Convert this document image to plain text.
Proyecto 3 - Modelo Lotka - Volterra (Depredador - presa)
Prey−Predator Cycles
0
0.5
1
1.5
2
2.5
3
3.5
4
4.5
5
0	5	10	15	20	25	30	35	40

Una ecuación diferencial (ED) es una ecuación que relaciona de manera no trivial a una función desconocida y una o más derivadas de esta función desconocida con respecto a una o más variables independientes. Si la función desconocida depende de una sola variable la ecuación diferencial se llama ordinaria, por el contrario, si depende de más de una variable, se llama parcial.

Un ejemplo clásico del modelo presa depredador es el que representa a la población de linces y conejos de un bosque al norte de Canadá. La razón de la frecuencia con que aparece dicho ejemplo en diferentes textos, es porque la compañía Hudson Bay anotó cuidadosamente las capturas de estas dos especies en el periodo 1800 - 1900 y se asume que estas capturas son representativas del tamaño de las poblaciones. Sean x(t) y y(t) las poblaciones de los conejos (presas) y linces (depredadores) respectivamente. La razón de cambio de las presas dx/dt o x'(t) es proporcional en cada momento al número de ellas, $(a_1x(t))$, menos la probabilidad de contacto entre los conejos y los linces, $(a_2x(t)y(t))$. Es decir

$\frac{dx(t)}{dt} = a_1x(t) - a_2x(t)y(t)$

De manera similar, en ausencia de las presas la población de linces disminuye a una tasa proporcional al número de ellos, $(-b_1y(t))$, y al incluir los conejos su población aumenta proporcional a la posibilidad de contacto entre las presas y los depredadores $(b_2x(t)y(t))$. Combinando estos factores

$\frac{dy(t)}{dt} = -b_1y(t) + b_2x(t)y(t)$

--

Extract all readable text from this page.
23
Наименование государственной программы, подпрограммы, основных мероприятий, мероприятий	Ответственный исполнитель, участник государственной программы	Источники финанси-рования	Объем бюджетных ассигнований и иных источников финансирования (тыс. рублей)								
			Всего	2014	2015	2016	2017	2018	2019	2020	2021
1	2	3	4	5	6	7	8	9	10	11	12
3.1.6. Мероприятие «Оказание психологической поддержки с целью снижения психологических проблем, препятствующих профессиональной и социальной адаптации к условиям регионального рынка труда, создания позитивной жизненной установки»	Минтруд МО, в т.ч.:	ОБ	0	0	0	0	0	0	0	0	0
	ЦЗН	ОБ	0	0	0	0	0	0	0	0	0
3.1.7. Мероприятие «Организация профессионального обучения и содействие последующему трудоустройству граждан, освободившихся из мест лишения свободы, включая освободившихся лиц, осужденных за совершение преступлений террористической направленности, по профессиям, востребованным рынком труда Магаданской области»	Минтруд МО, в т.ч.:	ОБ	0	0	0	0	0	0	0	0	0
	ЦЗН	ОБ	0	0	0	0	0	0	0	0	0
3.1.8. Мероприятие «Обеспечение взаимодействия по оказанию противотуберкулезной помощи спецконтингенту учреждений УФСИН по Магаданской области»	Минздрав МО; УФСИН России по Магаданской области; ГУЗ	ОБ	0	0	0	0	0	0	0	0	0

...

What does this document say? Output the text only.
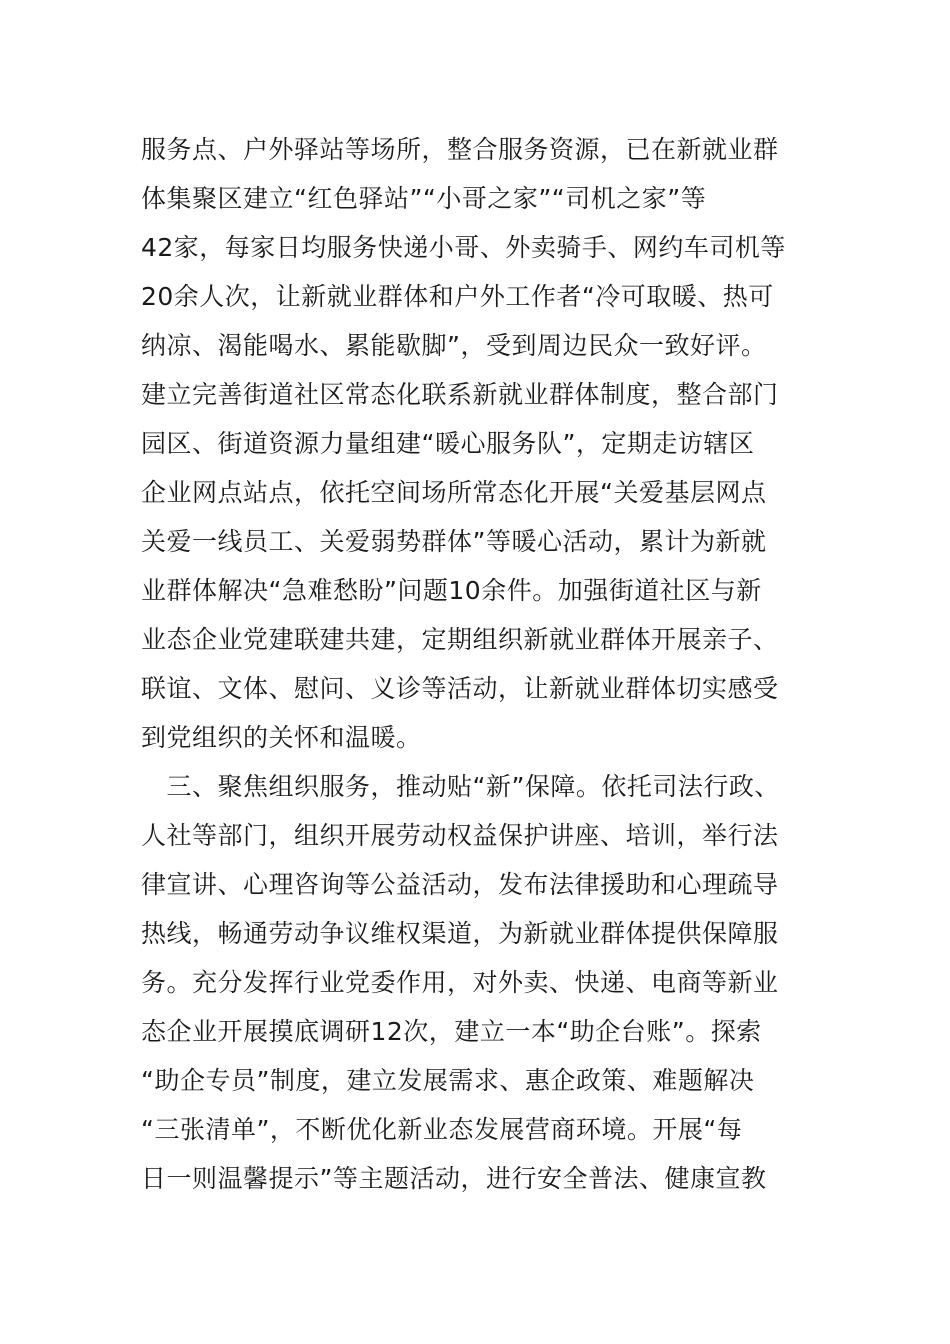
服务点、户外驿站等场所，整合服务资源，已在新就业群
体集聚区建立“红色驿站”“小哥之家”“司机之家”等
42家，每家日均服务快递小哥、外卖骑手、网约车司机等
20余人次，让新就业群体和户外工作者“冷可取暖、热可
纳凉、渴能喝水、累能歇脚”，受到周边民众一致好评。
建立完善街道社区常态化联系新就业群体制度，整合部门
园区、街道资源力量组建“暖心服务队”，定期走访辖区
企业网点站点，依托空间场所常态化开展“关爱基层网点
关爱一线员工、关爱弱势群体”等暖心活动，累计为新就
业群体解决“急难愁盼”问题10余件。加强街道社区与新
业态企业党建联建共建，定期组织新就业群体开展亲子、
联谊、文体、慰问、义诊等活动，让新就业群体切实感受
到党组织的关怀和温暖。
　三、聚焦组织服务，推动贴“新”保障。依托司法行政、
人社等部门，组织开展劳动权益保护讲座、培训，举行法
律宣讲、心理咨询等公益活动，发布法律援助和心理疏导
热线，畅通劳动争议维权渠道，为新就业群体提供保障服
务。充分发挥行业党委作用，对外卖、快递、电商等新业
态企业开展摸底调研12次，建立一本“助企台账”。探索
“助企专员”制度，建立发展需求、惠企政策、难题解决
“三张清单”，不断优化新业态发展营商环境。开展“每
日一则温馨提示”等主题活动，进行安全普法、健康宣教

▸ **DIRECTIONS FOR THIS TASK**:
Show all lines from the records above where the word "document" occurs.

▸ **IN RESPONSE**:
Convert this document image to plain text.
What does this document say? Output the text only.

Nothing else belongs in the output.